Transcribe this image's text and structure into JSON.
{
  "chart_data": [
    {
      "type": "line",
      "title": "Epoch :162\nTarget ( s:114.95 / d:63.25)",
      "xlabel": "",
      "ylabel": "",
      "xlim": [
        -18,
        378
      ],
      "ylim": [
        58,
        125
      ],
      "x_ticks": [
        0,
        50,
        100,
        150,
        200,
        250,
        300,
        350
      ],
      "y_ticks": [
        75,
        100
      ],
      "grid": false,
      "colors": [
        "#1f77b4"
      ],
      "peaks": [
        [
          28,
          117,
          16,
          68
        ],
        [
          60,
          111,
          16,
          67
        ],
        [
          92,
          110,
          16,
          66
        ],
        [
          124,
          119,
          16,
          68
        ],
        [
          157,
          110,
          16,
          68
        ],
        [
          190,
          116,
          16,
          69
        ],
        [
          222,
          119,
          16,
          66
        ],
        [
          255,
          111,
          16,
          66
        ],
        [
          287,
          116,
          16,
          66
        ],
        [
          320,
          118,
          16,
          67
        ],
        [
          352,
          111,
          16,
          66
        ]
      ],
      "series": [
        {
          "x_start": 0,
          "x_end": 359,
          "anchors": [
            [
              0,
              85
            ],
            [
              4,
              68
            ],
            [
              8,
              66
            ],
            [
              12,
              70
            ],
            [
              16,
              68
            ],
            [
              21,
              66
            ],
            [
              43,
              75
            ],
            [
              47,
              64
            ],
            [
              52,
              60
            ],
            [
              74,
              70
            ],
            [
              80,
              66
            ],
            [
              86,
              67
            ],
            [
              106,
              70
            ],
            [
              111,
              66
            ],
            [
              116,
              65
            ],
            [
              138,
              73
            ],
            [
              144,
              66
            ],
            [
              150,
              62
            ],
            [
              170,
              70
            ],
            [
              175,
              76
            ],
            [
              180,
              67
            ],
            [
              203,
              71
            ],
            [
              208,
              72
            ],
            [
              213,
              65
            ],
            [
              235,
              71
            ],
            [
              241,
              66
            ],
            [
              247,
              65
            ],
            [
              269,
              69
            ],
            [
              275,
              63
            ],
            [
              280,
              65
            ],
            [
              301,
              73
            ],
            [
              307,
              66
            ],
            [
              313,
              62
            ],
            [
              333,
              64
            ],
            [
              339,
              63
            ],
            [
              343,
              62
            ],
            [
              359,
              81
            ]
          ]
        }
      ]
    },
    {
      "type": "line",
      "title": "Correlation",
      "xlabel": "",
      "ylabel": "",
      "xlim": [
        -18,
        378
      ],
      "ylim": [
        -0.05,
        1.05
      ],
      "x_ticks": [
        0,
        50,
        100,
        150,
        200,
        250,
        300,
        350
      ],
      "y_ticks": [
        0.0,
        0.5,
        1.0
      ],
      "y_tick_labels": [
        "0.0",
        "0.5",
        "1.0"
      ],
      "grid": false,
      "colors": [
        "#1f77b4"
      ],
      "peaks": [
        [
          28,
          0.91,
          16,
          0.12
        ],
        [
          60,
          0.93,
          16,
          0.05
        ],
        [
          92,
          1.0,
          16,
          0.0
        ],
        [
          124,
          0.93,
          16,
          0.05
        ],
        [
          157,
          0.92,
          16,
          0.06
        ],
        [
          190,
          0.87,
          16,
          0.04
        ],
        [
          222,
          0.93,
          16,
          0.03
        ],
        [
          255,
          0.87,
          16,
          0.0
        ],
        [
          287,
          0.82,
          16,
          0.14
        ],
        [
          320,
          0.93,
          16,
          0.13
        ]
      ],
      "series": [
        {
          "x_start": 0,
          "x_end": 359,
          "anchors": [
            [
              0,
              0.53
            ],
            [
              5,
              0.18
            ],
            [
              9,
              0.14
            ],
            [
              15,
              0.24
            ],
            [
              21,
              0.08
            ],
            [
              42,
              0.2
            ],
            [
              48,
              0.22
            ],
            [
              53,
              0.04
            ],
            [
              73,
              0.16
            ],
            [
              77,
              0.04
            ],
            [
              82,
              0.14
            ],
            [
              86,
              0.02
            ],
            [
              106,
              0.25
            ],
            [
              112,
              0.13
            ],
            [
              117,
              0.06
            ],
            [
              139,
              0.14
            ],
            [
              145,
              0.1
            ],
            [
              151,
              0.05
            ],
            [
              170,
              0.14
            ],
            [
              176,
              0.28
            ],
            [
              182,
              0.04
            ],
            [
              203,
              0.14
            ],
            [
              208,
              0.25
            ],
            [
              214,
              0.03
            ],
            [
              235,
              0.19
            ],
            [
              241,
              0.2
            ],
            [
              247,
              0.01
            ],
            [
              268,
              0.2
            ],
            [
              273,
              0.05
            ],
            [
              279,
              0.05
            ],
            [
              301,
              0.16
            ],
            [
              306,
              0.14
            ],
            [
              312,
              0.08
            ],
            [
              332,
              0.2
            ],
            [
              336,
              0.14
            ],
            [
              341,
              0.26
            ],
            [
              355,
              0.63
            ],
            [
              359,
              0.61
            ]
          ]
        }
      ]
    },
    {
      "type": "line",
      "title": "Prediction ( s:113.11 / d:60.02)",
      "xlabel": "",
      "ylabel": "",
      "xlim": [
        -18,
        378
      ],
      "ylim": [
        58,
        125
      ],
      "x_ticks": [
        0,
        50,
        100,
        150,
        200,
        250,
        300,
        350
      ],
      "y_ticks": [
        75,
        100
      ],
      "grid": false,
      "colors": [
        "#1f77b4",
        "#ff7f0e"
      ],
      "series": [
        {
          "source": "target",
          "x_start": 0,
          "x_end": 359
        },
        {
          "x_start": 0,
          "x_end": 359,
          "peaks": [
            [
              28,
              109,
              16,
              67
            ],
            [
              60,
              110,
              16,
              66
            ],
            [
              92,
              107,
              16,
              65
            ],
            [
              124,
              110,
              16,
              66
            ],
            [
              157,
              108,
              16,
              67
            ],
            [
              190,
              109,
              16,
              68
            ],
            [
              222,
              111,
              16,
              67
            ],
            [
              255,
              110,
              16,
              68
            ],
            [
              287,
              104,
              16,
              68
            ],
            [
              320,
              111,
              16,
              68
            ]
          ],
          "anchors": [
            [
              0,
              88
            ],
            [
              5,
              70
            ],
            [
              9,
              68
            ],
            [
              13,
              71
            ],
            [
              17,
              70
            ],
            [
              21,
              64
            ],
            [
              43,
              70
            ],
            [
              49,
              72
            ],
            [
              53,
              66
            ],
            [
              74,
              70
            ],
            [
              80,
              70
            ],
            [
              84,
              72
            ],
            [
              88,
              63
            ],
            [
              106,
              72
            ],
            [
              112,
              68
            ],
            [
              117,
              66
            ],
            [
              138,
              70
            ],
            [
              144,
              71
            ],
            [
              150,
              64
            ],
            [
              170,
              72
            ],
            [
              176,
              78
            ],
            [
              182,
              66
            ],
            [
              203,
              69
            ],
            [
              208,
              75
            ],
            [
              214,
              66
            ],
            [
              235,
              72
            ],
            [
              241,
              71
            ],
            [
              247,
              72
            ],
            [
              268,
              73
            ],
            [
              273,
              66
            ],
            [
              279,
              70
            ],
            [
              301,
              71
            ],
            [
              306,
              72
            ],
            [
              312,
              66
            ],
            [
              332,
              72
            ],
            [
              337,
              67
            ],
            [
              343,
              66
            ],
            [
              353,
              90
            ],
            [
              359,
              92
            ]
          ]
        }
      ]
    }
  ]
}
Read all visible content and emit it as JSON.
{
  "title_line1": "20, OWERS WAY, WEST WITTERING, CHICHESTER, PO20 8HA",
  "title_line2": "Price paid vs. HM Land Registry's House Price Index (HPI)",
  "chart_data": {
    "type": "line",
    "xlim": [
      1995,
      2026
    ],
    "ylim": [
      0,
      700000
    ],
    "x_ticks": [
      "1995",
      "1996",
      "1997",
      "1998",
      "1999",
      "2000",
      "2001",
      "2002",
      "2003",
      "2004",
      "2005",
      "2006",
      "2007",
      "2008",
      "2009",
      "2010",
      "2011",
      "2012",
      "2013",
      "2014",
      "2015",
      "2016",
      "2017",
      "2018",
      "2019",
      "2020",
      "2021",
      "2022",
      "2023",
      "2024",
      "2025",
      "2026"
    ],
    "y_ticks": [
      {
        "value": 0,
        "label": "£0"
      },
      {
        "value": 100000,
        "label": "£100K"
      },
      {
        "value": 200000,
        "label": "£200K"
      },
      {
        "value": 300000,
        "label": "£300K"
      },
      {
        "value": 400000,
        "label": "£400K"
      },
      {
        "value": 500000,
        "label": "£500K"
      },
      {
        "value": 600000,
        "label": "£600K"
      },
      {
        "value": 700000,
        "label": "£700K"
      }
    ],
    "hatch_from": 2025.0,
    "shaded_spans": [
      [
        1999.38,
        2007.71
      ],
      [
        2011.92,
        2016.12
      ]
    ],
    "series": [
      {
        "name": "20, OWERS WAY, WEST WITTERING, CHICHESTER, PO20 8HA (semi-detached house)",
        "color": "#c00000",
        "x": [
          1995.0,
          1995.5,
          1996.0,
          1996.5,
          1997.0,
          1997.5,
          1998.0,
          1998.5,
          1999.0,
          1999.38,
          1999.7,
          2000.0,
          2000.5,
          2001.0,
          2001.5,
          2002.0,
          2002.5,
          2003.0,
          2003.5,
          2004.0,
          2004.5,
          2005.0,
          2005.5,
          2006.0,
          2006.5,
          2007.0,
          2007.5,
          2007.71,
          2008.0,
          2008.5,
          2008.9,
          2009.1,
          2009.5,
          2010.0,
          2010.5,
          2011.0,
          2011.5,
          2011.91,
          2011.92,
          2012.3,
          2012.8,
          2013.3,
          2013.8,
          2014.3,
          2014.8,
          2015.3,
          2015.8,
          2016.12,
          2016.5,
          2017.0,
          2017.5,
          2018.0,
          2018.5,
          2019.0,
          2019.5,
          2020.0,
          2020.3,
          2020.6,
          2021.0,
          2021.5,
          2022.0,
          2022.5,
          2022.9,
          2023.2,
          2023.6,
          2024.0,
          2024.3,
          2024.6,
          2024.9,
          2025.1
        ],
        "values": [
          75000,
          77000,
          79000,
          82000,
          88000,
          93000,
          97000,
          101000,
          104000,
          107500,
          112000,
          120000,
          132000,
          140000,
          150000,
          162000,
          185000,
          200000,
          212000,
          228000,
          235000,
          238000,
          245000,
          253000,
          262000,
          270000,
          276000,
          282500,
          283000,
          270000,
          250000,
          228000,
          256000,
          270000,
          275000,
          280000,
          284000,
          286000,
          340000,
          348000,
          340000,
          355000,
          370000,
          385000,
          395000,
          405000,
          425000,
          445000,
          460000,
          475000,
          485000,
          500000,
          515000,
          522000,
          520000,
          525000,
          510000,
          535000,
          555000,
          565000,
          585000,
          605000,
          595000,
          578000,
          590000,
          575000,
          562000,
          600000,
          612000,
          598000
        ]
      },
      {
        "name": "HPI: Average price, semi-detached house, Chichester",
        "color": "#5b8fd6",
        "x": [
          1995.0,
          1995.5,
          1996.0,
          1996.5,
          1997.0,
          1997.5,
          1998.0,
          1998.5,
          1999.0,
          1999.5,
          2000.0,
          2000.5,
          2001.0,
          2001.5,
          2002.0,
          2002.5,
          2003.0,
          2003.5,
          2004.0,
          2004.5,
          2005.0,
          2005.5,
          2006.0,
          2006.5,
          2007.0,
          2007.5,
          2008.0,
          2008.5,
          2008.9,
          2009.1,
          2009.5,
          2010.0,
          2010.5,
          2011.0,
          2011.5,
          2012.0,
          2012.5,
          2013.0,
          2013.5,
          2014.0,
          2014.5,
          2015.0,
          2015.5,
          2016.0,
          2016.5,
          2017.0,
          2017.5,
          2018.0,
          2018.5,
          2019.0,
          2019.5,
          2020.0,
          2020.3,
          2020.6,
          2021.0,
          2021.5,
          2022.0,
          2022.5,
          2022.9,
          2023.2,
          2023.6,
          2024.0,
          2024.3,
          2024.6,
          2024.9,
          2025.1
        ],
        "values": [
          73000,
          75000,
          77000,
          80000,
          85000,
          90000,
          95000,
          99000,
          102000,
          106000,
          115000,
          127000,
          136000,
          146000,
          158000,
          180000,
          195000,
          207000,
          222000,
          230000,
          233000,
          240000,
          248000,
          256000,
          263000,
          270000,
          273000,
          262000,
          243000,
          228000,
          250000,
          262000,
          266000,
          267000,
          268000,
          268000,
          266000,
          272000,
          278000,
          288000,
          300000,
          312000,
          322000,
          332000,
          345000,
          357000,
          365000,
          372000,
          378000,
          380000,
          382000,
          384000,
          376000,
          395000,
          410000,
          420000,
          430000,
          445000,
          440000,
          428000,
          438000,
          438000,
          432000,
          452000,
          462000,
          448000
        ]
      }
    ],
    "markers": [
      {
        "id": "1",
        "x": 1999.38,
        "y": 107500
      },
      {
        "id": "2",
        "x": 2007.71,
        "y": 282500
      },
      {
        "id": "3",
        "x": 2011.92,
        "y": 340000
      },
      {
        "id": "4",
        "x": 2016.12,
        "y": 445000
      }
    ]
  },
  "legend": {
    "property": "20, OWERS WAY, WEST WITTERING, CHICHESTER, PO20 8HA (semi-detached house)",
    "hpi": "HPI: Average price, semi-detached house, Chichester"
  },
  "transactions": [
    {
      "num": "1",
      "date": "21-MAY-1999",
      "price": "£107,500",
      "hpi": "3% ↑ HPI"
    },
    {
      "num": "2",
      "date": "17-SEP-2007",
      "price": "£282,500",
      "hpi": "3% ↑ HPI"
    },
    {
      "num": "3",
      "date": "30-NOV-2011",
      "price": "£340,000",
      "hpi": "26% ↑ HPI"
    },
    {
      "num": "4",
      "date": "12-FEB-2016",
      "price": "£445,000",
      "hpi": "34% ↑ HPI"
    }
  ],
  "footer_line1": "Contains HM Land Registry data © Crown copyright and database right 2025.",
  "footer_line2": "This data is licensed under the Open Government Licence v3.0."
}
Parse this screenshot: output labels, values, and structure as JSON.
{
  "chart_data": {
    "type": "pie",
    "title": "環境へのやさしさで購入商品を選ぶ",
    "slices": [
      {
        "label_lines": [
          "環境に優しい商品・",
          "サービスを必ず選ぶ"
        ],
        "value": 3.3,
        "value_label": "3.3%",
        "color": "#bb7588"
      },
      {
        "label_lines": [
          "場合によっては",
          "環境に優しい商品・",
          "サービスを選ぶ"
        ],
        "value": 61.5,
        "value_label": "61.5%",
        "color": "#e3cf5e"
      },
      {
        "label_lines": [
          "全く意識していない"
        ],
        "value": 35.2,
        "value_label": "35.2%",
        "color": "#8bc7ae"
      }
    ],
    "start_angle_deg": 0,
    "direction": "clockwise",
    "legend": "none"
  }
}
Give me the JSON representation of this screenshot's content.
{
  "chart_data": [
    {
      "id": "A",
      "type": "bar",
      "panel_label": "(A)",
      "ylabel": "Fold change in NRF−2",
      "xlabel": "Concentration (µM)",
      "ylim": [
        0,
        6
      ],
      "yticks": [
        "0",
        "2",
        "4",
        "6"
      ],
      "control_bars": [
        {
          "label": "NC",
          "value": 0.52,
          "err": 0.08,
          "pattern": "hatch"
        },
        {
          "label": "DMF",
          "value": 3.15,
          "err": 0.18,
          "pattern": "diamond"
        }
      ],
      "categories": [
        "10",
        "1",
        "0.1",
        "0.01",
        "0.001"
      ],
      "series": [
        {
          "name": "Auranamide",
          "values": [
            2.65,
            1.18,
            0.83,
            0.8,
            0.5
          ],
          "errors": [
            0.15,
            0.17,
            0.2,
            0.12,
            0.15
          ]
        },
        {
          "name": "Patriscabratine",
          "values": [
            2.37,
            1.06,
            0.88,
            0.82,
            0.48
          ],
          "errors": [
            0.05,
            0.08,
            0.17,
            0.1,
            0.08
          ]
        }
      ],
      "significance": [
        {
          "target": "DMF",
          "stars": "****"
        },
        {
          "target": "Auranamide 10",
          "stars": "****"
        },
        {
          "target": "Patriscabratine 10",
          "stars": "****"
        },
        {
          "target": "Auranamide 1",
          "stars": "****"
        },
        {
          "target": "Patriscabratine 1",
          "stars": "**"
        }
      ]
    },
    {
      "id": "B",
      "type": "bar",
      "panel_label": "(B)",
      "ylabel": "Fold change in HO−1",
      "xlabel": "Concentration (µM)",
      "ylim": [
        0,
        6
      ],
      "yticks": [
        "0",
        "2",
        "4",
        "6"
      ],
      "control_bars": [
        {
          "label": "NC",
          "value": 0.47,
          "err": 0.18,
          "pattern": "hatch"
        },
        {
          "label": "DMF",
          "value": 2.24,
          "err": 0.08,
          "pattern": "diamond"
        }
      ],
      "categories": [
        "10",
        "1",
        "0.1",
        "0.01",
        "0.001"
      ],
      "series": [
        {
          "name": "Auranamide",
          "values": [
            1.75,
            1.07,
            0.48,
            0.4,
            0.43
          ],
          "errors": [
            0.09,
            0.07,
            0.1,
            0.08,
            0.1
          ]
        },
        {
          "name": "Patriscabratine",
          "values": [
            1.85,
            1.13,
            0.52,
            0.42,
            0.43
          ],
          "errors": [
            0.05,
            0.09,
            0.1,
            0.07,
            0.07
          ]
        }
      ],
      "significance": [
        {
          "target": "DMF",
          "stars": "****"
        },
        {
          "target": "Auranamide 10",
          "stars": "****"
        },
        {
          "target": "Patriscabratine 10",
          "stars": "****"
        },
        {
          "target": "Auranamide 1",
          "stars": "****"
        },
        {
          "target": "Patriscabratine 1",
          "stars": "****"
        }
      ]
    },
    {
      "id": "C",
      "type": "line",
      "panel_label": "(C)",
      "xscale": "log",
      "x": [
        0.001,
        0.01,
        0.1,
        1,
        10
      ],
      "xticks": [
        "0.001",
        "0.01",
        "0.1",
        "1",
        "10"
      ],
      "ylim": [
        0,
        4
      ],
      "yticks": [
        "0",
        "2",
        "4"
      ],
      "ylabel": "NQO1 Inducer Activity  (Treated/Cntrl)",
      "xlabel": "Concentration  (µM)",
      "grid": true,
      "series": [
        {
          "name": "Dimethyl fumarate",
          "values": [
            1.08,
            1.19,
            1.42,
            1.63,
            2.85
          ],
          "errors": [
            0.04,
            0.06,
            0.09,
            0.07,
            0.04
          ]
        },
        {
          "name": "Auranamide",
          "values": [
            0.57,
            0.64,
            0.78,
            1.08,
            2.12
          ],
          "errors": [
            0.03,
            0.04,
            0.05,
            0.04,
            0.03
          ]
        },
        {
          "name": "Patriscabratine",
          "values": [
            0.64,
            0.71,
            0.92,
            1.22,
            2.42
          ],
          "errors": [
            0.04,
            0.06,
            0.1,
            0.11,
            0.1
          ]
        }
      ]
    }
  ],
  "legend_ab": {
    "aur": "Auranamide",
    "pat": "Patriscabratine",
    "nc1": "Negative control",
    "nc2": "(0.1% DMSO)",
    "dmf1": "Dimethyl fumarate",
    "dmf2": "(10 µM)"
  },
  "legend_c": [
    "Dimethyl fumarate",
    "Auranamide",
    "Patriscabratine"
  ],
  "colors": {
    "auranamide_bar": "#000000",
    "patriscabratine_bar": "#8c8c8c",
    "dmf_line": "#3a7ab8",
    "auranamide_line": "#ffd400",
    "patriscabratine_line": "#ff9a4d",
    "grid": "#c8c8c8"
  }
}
----
| Problem to solve |
Display every line of the listing that contains the string "Fold".

| Task solution |
      "ylabel": "Fold change in NRF−2",
      "ylabel": "Fold change in HO−1",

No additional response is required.